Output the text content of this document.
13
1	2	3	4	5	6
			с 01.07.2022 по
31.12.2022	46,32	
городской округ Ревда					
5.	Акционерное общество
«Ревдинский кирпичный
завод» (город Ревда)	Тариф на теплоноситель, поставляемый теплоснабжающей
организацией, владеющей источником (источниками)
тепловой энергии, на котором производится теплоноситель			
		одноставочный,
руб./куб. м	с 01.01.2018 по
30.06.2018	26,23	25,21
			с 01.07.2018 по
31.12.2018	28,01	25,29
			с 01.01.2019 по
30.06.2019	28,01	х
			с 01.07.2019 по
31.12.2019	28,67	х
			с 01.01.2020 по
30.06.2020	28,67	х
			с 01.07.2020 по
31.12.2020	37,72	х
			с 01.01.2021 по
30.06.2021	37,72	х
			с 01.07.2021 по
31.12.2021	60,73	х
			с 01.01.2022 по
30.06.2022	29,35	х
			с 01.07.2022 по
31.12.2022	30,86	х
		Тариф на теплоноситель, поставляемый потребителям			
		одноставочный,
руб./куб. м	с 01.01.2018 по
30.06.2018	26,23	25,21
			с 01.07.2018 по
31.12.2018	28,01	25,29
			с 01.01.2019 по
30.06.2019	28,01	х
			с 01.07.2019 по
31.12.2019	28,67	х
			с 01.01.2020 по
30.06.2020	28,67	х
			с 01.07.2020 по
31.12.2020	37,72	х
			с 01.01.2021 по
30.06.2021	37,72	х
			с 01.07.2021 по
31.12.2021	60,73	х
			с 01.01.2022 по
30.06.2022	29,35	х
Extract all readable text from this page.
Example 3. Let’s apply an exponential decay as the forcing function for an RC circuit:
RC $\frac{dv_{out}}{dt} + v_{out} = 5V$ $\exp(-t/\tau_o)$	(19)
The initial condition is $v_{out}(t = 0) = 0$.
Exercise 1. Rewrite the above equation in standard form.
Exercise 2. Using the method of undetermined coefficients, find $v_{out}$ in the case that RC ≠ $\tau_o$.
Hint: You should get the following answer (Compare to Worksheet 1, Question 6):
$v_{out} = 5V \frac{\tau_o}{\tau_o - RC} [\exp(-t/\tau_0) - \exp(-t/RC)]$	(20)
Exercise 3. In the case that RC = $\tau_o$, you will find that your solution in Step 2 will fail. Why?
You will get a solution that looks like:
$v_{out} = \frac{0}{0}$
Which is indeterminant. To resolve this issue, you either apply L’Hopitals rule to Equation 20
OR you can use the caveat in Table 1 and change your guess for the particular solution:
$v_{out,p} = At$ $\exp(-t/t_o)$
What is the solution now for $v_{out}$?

- WORK INSTRUCTIONS
Choose all lines containing the string "text" and copy them out.

- THE COMPLETED TASK
Output the text content of this document.
Extract all readable text from this page.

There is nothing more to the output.